▶ **EXERCISE DETAILS**:
Pull out every line below that contains the word "Twitter".

▶ **EXTRACTED MATERIAL**:

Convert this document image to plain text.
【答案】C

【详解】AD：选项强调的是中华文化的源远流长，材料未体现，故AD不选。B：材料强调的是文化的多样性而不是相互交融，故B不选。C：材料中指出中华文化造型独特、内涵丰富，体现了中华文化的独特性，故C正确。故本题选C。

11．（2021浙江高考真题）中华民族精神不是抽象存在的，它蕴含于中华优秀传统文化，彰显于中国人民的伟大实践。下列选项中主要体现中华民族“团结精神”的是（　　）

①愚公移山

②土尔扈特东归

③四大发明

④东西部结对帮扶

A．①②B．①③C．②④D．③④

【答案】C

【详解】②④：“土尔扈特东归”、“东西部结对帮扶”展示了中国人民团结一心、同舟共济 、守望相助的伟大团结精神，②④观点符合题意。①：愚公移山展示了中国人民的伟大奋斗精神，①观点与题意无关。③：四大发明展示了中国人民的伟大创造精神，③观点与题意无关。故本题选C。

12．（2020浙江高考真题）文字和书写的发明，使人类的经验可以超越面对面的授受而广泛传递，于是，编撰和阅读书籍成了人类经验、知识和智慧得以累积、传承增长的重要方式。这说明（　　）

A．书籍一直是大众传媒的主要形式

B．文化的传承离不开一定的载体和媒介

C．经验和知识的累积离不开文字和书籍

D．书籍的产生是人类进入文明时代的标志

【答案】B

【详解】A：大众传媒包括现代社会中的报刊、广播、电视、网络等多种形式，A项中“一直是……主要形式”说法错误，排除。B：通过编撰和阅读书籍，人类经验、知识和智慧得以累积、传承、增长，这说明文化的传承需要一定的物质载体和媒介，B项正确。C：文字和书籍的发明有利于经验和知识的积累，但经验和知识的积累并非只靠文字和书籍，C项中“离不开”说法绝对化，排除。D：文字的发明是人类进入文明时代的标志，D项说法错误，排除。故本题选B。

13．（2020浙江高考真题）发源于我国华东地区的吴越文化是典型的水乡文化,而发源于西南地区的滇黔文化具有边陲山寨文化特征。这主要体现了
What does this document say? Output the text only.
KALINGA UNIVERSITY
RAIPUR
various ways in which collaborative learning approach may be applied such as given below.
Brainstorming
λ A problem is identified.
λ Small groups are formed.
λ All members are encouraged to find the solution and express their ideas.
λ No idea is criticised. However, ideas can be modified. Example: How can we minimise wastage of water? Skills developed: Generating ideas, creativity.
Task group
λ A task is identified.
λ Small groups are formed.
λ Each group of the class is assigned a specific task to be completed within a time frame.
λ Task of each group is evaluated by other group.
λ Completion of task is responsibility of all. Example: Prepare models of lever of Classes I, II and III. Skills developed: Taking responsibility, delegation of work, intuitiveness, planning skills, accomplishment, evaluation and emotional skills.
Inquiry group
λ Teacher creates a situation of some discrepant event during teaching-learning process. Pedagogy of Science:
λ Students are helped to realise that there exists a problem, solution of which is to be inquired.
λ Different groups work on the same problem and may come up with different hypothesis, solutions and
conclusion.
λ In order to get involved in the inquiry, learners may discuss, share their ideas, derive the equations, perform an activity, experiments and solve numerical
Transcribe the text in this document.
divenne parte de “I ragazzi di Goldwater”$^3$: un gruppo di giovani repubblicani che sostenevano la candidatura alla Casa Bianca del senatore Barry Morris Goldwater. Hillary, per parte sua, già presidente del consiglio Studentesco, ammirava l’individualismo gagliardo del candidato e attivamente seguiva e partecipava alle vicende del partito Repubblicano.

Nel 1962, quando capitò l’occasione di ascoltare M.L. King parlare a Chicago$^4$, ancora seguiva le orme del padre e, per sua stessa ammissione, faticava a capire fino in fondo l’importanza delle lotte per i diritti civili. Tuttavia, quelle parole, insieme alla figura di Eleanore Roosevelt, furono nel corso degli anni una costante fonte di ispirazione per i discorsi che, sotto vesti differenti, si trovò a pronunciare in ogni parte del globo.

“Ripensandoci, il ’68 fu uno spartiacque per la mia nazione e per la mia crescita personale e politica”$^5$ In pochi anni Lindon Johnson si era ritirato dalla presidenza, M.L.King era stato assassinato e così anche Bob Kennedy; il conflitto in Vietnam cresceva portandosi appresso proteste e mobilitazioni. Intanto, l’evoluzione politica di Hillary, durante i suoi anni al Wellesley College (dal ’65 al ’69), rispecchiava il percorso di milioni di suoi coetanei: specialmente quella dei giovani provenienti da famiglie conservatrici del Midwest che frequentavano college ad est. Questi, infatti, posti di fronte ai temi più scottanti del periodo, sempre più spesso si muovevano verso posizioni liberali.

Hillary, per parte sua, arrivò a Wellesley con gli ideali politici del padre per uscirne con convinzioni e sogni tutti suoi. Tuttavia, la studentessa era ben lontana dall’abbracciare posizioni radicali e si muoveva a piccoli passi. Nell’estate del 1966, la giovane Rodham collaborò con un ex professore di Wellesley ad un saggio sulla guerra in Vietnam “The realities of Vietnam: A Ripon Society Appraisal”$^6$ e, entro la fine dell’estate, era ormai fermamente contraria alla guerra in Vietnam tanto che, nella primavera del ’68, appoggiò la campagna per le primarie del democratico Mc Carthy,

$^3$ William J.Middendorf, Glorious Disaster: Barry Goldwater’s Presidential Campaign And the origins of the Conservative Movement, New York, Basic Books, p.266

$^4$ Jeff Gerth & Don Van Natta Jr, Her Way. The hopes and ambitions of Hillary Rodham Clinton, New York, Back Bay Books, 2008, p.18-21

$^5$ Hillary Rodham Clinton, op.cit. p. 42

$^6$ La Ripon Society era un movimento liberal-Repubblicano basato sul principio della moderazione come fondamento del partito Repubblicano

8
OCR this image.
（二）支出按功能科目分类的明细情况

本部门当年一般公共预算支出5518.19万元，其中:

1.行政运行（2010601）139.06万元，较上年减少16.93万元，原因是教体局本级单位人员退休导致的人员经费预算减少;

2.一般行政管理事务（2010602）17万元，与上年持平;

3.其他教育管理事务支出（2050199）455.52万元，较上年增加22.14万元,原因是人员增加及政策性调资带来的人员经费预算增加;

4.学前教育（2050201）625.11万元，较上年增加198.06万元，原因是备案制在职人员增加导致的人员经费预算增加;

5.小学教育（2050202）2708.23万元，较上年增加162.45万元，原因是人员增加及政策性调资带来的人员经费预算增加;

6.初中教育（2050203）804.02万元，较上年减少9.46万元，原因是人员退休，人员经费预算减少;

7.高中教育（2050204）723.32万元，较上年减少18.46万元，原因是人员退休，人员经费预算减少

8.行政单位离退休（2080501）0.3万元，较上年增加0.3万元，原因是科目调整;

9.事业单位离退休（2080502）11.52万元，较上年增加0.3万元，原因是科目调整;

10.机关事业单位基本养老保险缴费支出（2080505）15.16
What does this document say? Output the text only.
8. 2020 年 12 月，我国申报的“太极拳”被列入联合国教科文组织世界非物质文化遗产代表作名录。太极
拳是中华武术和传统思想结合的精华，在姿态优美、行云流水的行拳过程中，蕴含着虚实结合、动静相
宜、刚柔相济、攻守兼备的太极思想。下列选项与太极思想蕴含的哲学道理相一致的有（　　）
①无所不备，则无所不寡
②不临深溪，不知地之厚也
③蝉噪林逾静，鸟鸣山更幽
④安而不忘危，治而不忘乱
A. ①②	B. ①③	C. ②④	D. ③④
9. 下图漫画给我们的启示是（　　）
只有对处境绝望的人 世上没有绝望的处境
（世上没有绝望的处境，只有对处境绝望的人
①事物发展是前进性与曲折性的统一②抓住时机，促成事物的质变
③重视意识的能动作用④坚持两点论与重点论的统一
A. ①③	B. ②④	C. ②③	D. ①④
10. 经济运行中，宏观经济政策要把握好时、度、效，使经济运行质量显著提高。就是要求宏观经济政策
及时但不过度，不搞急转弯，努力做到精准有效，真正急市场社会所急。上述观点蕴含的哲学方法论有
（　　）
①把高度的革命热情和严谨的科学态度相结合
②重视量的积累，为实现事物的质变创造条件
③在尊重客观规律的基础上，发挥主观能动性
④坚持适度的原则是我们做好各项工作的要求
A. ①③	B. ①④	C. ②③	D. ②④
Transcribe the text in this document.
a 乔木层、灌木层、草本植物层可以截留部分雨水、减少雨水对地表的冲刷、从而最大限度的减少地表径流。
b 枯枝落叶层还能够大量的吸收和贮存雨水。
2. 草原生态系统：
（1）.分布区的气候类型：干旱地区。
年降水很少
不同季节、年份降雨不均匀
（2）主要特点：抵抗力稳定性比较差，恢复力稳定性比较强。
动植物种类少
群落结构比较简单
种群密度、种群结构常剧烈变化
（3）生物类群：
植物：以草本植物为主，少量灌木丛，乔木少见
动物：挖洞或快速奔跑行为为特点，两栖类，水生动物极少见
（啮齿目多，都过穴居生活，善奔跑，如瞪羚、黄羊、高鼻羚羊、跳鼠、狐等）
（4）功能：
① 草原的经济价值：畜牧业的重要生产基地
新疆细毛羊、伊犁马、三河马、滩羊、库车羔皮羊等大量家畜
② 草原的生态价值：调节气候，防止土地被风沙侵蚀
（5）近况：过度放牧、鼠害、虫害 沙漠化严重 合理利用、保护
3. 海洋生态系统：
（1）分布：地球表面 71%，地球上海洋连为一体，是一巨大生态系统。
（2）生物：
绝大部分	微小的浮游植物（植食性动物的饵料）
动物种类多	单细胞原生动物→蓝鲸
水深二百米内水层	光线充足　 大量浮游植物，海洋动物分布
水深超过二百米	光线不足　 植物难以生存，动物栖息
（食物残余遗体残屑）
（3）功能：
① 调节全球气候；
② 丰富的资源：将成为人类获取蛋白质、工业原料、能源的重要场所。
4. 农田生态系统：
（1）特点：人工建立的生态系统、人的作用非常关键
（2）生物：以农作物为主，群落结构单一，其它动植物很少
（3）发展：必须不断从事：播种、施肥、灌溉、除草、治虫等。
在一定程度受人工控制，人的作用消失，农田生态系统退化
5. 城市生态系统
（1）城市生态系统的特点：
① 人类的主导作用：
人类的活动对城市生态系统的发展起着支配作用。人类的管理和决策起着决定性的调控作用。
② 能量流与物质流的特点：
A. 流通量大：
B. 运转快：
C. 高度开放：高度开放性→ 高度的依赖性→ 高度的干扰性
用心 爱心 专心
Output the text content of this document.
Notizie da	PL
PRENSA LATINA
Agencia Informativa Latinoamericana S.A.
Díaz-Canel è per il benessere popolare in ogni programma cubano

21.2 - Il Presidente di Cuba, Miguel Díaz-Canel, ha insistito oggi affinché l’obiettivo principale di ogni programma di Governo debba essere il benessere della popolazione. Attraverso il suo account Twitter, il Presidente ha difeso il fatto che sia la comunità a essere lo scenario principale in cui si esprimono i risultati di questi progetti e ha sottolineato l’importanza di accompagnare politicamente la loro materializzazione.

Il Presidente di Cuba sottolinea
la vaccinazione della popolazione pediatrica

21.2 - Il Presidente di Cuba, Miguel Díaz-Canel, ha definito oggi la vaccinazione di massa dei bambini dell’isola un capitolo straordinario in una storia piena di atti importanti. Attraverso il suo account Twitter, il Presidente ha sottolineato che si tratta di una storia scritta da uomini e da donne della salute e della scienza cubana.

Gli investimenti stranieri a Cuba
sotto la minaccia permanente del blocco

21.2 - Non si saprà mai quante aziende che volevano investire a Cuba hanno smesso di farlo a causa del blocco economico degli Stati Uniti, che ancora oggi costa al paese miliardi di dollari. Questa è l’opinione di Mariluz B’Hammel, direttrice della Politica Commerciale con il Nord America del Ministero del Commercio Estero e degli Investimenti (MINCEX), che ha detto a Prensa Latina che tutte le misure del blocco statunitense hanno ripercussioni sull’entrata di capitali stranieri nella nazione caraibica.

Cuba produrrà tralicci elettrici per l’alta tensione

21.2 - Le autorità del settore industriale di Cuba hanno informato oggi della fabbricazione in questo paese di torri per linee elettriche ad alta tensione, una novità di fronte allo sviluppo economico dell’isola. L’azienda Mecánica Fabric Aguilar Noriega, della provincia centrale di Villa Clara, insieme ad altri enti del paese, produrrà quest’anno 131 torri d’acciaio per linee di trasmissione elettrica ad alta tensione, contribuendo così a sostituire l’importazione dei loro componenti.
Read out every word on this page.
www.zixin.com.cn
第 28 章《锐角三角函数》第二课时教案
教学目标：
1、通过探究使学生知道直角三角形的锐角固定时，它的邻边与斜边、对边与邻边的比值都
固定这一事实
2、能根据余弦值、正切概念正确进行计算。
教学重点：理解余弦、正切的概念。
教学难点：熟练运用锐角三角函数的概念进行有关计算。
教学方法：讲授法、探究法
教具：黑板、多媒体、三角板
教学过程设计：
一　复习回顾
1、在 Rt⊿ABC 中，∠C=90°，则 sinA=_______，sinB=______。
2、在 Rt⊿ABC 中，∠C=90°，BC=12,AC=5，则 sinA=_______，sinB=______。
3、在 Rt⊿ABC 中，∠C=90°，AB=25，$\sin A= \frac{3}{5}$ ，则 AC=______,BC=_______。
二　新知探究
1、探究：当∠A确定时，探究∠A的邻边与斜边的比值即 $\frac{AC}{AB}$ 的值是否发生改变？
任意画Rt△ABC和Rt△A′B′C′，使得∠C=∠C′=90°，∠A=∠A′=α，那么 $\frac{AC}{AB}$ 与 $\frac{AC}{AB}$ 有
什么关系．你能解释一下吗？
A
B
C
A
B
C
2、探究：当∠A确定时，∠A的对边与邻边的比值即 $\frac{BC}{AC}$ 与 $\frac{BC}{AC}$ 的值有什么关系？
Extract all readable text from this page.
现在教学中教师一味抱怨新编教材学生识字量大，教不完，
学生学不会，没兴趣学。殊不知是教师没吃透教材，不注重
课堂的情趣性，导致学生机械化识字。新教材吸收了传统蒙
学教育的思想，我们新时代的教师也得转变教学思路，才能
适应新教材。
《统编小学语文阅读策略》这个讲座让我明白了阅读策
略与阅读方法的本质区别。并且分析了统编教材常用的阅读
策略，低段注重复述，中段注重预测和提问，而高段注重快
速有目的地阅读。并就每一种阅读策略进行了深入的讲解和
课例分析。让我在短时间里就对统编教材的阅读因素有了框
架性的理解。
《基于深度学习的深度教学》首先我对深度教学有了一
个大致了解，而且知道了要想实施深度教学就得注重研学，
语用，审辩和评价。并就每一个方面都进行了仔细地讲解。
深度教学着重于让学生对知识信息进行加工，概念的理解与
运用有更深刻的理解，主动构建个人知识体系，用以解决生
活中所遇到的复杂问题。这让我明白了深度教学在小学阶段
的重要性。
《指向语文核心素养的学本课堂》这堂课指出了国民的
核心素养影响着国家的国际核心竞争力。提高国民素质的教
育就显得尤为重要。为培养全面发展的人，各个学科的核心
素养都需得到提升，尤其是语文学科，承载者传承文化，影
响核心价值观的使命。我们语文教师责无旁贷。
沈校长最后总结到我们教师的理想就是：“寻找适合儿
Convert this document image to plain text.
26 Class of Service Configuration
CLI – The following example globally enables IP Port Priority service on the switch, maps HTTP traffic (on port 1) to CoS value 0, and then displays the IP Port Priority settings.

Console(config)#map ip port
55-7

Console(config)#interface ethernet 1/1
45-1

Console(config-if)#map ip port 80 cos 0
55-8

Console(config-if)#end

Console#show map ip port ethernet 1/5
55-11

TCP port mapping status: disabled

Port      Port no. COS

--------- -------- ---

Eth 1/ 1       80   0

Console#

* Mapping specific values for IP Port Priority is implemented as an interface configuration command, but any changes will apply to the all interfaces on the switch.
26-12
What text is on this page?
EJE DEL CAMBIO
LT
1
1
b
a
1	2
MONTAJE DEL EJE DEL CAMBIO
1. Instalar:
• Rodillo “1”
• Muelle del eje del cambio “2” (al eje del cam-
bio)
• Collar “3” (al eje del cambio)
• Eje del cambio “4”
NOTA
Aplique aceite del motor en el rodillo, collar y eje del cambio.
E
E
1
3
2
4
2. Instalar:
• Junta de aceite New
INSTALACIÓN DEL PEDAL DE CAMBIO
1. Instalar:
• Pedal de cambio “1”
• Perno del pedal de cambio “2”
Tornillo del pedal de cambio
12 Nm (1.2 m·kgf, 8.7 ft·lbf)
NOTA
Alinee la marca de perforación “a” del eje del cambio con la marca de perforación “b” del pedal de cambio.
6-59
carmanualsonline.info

▶ **OUTPUT BELOW**:
21.2 - Il Presidente di Cuba, Miguel Díaz-Canel, ha insistito oggi affinché l’obiettivo principale di ogni programma di Governo debba essere il benessere della popolazione. Attraverso il suo account Twitter, il Presidente ha difeso il fatto che sia la comunità a essere lo scenario principale in cui si esprimono i risultati di questi progetti e ha sottolineato l’importanza di accompagnare politicamente la loro materializzazione.
21.2 - Il Presidente di Cuba, Miguel Díaz-Canel, ha definito oggi la vaccinazione di massa dei bambini dell’isola un capitolo straordinario in una storia piena di atti importanti. Attraverso il suo account Twitter, il Presidente ha sottolineato che si tratta di una storia scritta da uomini e da donne della salute e della scienza cubana.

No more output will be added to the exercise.